- **The request**:
Return all the entries exactly, keeping pictures out.

- **Items**:
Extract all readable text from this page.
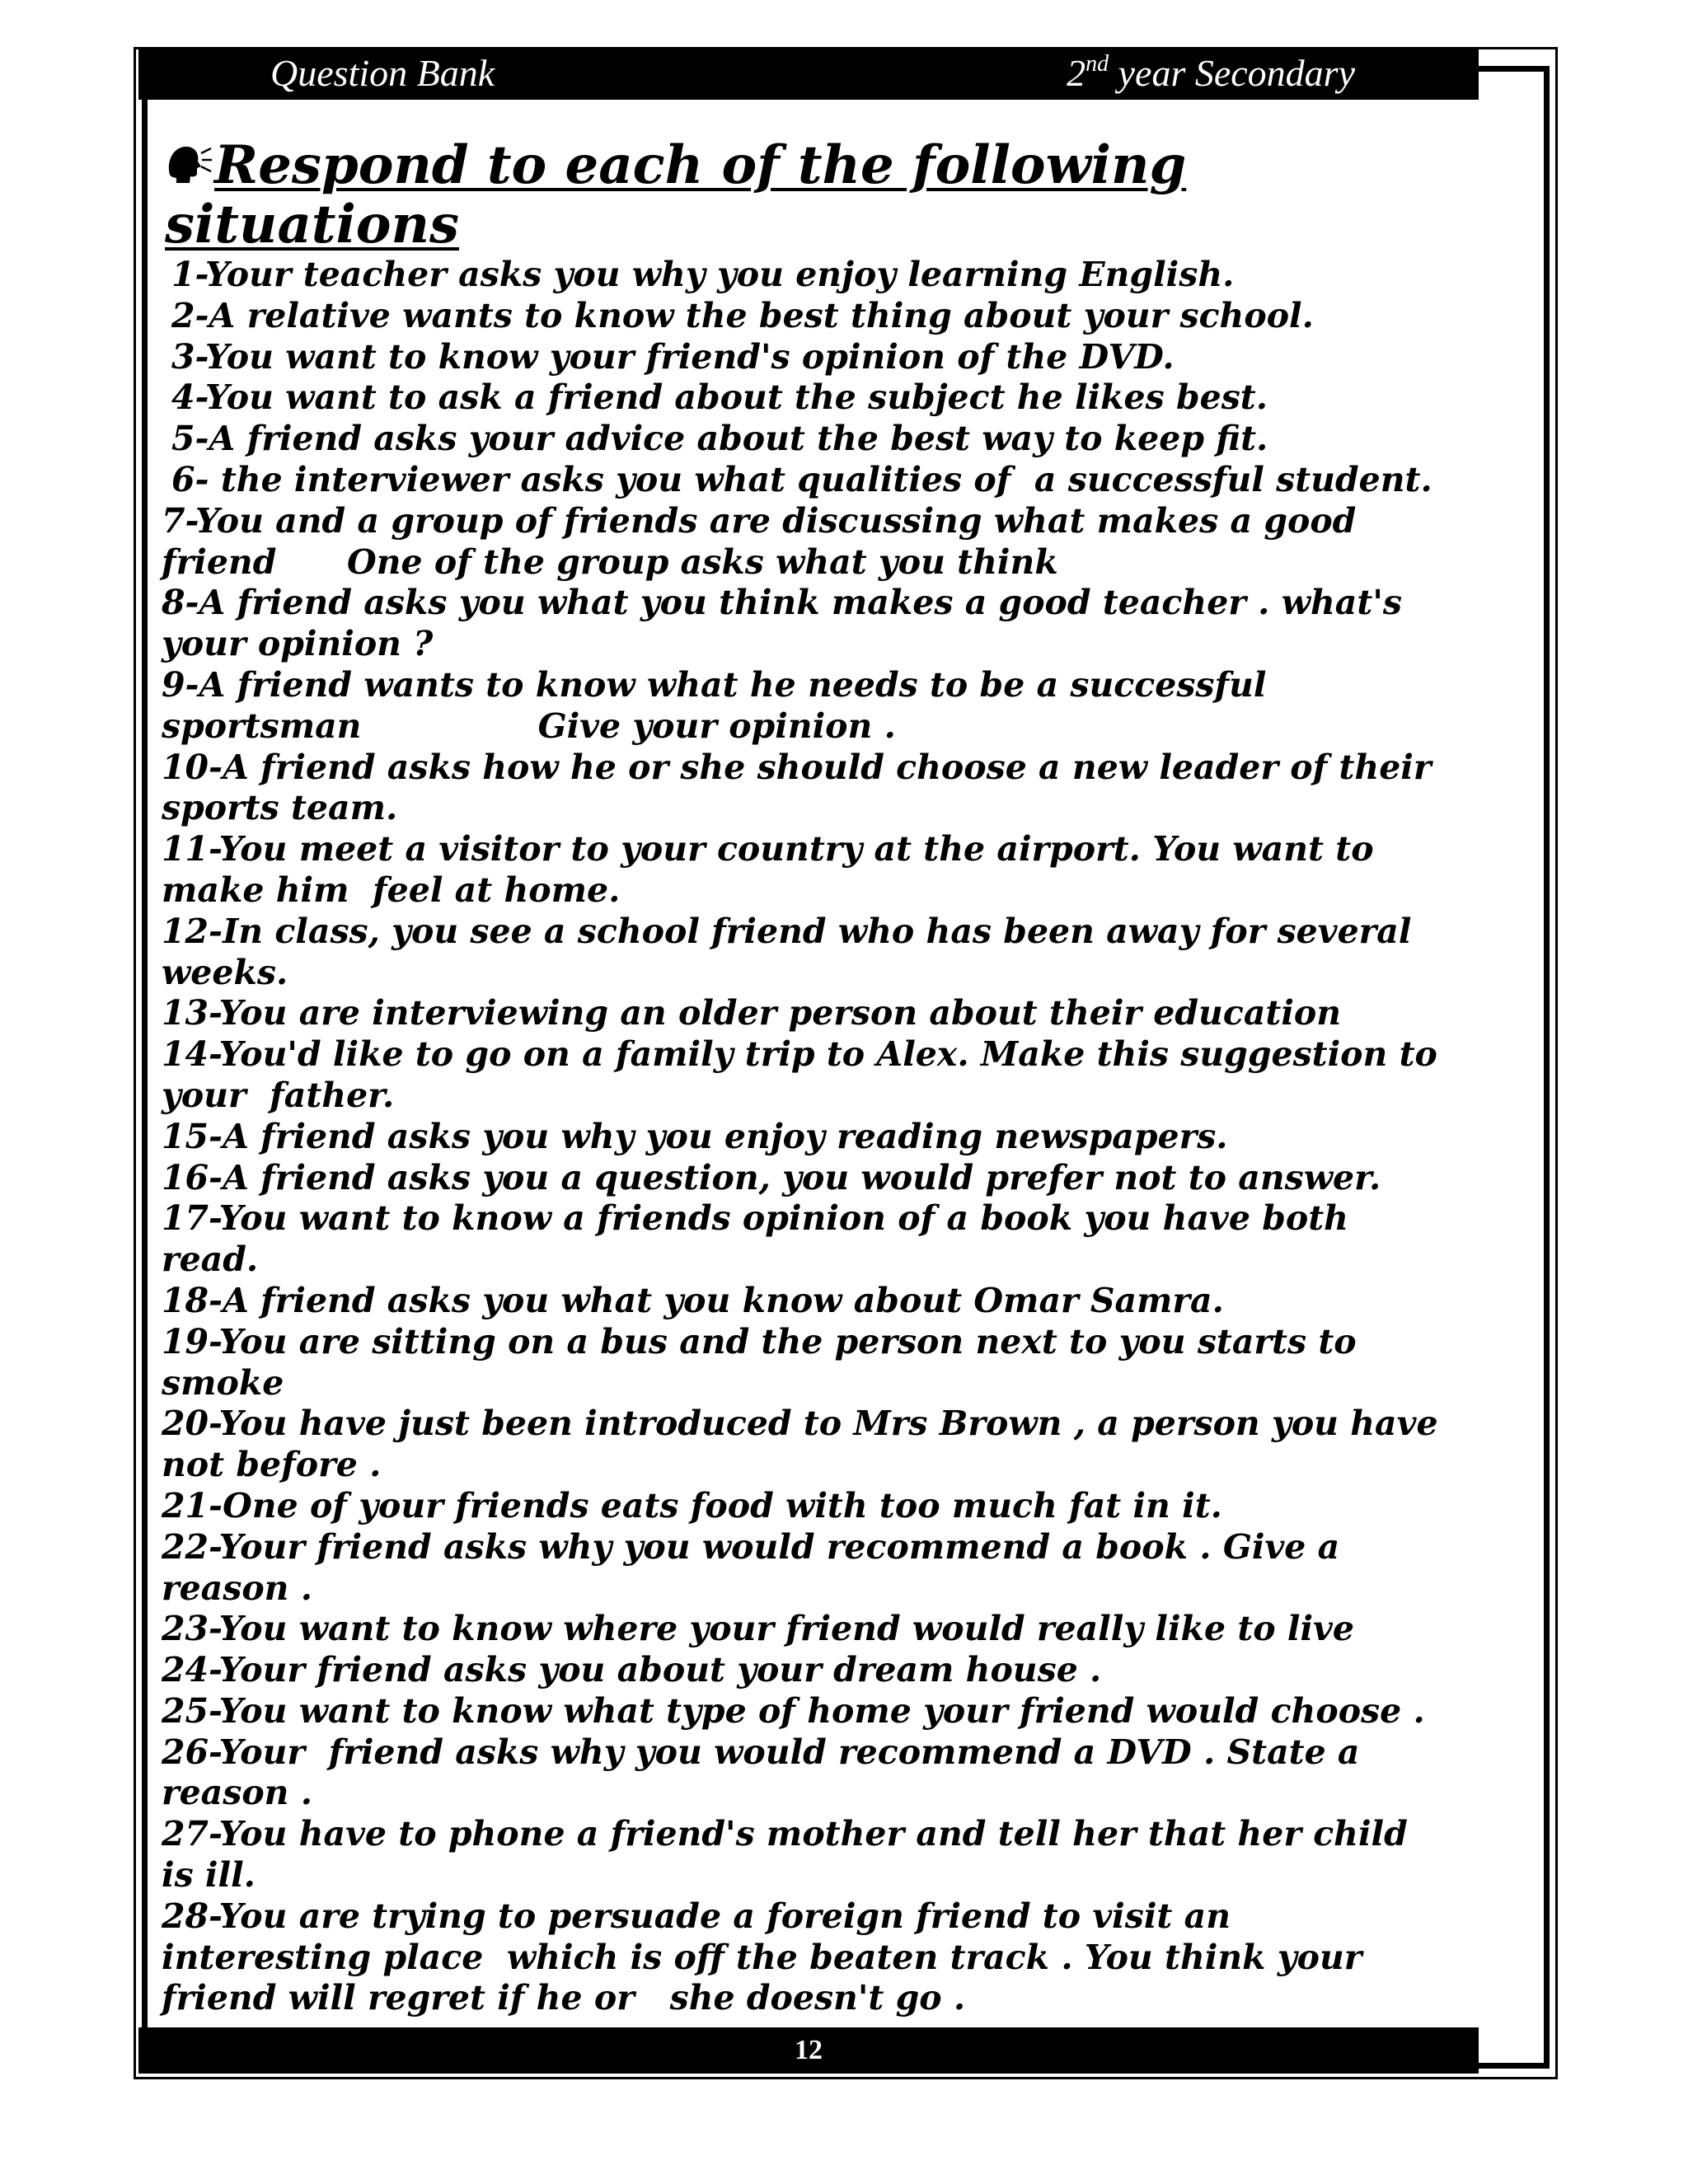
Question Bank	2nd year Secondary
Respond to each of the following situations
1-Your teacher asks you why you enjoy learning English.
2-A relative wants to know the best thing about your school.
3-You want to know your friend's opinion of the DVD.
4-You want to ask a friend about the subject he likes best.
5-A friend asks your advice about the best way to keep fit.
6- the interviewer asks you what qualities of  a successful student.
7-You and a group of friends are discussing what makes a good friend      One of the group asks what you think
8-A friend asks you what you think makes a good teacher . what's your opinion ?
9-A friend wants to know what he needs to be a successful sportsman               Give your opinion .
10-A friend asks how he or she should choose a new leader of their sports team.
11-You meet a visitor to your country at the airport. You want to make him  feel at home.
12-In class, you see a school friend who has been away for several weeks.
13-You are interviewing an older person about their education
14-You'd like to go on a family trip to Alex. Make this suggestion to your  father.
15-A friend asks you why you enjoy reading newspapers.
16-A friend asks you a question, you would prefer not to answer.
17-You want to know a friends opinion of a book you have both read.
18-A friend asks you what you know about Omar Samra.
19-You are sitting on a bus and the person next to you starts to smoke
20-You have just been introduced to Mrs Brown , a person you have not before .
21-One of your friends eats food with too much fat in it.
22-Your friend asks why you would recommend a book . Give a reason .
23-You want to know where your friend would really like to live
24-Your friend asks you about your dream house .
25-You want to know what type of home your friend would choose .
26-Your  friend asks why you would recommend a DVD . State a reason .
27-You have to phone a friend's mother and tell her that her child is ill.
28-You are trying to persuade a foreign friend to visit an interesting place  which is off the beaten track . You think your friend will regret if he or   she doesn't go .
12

- **Response to the exercise**:
Extract all readable text from this page.
Question Bank	2nd year Secondary
Respond to each of the following situations
1-Your teacher asks you why you enjoy learning English.
2-A relative wants to know the best thing about your school.
3-You want to know your friend's opinion of the DVD.
4-You want to ask a friend about the subject he likes best.
5-A friend asks your advice about the best way to keep fit.
6- the interviewer asks you what qualities of  a successful student.
7-You and a group of friends are discussing what makes a good friend      One of the group asks what you think
8-A friend asks you what you think makes a good teacher . what's your opinion ?
9-A friend wants to know what he needs to be a successful sportsman               Give your opinion .
10-A friend asks how he or she should choose a new leader of their sports team.
11-You meet a visitor to your country at the airport. You want to make him  feel at home.
12-In class, you see a school friend who has been away for several weeks.
13-You are interviewing an older person about their education
14-You'd like to go on a family trip to Alex. Make this suggestion to your  father.
15-A friend asks you why you enjoy reading newspapers.
16-A friend asks you a question, you would prefer not to answer.
17-You want to know a friends opinion of a book you have both read.
18-A friend asks you what you know about Omar Samra.
19-You are sitting on a bus and the person next to you starts to smoke
20-You have just been introduced to Mrs Brown , a person you have not before .
21-One of your friends eats food with too much fat in it.
22-Your friend asks why you would recommend a book . Give a reason .
23-You want to know where your friend would really like to live
24-Your friend asks you about your dream house .
25-You want to know what type of home your friend would choose .
26-Your  friend asks why you would recommend a DVD . State a reason .
27-You have to phone a friend's mother and tell her that her child is ill.
28-You are trying to persuade a foreign friend to visit an interesting place  which is off the beaten track . You think your friend will regret if he or   she doesn't go .
12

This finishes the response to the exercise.